● EXERCISE DESCRIPTION
Copy every line of the data that contains the string "SISÄLÄMPÖTILAN".

(Figure content listings)
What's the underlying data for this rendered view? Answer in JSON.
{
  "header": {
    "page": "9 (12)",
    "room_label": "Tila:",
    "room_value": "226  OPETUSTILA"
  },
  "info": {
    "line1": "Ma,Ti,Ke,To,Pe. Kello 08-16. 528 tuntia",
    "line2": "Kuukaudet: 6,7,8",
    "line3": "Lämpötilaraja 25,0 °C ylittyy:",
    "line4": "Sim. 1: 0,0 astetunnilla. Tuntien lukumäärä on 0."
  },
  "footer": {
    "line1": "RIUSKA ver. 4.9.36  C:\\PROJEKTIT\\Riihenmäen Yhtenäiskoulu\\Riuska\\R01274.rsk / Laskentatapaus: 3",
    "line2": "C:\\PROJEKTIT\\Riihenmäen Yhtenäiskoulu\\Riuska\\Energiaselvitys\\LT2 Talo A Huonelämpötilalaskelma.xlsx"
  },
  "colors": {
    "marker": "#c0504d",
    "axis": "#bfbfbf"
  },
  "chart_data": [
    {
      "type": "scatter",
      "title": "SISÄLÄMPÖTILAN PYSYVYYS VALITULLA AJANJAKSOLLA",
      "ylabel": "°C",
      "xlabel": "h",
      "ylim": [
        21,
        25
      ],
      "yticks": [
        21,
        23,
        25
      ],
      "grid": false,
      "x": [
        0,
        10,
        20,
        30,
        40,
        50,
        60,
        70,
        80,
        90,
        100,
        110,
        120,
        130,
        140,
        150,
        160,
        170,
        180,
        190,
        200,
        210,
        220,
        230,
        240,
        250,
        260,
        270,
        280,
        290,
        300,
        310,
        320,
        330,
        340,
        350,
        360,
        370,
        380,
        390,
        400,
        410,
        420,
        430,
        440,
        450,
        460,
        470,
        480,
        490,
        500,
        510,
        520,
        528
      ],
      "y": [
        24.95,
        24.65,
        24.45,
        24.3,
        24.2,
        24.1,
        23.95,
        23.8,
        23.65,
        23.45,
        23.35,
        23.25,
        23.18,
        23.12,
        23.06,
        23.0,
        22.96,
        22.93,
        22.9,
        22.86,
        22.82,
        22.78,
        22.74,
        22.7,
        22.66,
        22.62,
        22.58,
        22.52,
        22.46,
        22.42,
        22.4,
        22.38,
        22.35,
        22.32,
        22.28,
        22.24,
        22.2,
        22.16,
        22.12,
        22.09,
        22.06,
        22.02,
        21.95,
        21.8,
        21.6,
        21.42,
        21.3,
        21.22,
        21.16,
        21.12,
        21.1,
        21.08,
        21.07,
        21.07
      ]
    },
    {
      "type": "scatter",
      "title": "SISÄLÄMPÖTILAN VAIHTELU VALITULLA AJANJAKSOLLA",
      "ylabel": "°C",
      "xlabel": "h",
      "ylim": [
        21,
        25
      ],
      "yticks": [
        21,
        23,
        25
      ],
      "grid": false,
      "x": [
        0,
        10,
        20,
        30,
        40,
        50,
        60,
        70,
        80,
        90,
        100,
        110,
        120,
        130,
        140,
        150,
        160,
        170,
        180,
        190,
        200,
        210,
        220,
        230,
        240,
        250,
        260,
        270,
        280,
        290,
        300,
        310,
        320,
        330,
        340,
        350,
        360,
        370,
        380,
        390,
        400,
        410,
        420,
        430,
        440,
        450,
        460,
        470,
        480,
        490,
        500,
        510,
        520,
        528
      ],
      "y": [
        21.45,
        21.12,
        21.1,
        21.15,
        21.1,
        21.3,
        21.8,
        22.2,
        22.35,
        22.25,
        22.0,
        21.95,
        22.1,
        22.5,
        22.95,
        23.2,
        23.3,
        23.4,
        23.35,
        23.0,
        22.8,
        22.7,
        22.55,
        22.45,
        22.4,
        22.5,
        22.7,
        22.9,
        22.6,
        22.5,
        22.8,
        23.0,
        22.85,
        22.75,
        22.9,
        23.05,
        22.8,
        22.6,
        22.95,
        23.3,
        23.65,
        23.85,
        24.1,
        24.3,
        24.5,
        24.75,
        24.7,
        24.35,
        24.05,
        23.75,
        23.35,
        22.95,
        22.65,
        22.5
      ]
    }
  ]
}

● TASK RESPONSE
      "title": "SISÄLÄMPÖTILAN PYSYVYYS VALITULLA AJANJAKSOLLA",
      "title": "SISÄLÄMPÖTILAN VAIHTELU VALITULLA AJANJAKSOLLA",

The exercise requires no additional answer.